[start ENTRIES]

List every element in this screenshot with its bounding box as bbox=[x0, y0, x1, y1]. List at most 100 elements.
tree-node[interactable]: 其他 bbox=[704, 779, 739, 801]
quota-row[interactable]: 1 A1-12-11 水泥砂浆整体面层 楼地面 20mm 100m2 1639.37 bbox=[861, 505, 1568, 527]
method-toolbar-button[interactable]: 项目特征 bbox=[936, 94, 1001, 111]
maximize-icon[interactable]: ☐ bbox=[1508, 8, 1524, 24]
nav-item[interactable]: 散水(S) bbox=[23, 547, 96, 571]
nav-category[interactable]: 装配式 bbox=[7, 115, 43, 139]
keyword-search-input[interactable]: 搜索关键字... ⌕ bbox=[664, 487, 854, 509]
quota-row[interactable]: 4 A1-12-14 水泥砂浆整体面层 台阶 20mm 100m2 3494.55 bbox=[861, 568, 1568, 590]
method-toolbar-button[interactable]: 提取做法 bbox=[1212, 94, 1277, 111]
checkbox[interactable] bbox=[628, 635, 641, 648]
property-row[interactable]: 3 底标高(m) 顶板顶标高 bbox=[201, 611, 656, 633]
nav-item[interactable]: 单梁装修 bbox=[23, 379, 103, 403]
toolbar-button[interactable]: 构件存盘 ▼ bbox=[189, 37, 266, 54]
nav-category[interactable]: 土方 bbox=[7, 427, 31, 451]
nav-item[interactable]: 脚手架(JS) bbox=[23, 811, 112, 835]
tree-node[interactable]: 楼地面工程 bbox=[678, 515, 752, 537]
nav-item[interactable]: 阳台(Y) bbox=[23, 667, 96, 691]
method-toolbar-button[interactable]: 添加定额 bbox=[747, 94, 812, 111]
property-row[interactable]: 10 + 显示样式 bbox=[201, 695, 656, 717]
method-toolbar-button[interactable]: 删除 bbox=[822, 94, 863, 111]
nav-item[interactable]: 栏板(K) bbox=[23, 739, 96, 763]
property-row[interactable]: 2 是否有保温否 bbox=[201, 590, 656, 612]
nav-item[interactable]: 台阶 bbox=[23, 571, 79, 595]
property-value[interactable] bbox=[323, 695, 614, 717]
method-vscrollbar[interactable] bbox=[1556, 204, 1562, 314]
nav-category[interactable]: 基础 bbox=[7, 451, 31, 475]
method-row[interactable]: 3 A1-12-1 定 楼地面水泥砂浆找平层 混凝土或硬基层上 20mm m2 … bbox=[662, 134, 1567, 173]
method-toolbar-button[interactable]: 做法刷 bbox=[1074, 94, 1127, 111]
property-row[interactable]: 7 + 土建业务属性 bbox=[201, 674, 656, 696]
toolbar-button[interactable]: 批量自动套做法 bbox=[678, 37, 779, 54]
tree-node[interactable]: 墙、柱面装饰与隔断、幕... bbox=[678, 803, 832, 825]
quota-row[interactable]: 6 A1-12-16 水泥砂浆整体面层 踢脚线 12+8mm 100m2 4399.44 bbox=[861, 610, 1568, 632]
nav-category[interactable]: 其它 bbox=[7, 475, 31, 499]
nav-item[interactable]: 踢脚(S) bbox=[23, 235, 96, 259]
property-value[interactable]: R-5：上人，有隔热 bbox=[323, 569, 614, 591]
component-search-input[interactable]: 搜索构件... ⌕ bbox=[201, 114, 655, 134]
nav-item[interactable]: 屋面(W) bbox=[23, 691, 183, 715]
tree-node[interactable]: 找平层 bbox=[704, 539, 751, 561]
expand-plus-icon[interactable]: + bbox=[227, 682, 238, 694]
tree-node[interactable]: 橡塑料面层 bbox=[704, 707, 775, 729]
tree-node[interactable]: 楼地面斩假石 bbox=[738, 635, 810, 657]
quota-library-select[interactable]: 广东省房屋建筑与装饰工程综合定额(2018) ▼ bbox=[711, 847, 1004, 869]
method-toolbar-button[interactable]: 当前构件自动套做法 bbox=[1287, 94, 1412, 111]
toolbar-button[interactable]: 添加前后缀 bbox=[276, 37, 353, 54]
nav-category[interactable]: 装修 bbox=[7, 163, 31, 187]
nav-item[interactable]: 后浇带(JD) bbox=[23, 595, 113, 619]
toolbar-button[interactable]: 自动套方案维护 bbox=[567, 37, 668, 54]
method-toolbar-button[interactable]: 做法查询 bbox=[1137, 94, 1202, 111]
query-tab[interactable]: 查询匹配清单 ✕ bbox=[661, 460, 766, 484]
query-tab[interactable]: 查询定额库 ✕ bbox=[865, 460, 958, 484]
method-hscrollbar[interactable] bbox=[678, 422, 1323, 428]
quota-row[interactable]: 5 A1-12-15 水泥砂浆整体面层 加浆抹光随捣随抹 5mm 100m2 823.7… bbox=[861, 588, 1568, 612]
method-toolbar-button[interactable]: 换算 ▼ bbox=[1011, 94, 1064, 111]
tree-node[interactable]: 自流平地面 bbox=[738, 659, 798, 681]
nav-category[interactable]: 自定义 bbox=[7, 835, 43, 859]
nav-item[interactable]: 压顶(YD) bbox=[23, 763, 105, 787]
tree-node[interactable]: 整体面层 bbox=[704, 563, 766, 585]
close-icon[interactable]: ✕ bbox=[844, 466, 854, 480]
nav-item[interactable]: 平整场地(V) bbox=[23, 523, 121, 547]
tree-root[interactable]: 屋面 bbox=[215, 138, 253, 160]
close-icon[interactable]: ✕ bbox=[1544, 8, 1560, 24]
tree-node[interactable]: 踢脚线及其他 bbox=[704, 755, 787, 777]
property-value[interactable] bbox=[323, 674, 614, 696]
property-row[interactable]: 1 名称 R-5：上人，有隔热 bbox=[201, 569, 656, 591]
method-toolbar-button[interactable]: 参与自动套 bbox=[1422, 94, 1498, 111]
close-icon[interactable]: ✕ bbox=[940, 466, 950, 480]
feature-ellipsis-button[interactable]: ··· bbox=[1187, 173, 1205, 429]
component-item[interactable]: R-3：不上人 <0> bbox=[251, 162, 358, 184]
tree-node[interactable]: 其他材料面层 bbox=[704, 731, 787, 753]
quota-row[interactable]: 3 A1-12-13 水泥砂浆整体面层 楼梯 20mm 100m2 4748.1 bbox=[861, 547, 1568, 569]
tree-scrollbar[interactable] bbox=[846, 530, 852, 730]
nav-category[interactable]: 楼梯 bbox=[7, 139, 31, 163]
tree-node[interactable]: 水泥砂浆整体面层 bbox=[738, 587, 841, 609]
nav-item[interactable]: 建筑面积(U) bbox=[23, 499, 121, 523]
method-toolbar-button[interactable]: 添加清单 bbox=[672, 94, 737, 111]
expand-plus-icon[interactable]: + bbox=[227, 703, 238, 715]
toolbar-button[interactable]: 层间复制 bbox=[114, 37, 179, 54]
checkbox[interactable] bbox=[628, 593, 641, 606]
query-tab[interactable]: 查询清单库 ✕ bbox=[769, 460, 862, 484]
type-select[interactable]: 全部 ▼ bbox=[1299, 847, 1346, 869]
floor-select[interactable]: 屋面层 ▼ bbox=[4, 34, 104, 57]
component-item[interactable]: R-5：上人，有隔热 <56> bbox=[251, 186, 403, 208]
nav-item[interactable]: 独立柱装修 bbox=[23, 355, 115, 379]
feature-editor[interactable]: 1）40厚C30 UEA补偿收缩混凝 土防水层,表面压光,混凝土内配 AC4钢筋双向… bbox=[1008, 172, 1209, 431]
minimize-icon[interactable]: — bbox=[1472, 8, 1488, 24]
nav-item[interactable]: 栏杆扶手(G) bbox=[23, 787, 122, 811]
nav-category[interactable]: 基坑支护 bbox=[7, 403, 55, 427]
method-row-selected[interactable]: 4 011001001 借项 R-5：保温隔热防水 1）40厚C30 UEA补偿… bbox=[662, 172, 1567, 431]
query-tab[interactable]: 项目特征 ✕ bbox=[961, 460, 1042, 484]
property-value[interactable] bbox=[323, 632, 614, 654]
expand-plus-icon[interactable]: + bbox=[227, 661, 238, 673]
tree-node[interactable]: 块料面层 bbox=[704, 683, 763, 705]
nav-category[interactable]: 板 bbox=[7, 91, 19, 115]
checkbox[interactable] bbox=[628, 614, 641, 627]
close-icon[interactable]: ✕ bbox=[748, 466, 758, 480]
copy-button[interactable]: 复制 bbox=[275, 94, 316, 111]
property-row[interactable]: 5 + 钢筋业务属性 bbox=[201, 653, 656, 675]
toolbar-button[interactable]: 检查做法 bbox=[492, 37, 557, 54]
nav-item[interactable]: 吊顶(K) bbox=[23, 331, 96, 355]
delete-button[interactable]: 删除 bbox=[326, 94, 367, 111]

[end ENTRIES]

Please rewrite the listing from its start through the line containing "94, 1001, 111]", inclusive, changing "quota-row" to "norm-row" and leaving everything else the same.

List every element in this screenshot with its bounding box as bbox=[x0, y0, x1, y1]. List at most 100 elements.
tree-node[interactable]: 其他 bbox=[704, 779, 739, 801]
norm-row[interactable]: 1 A1-12-11 水泥砂浆整体面层 楼地面 20mm 100m2 1639.37 bbox=[861, 505, 1568, 527]
method-toolbar-button[interactable]: 项目特征 bbox=[936, 94, 1001, 111]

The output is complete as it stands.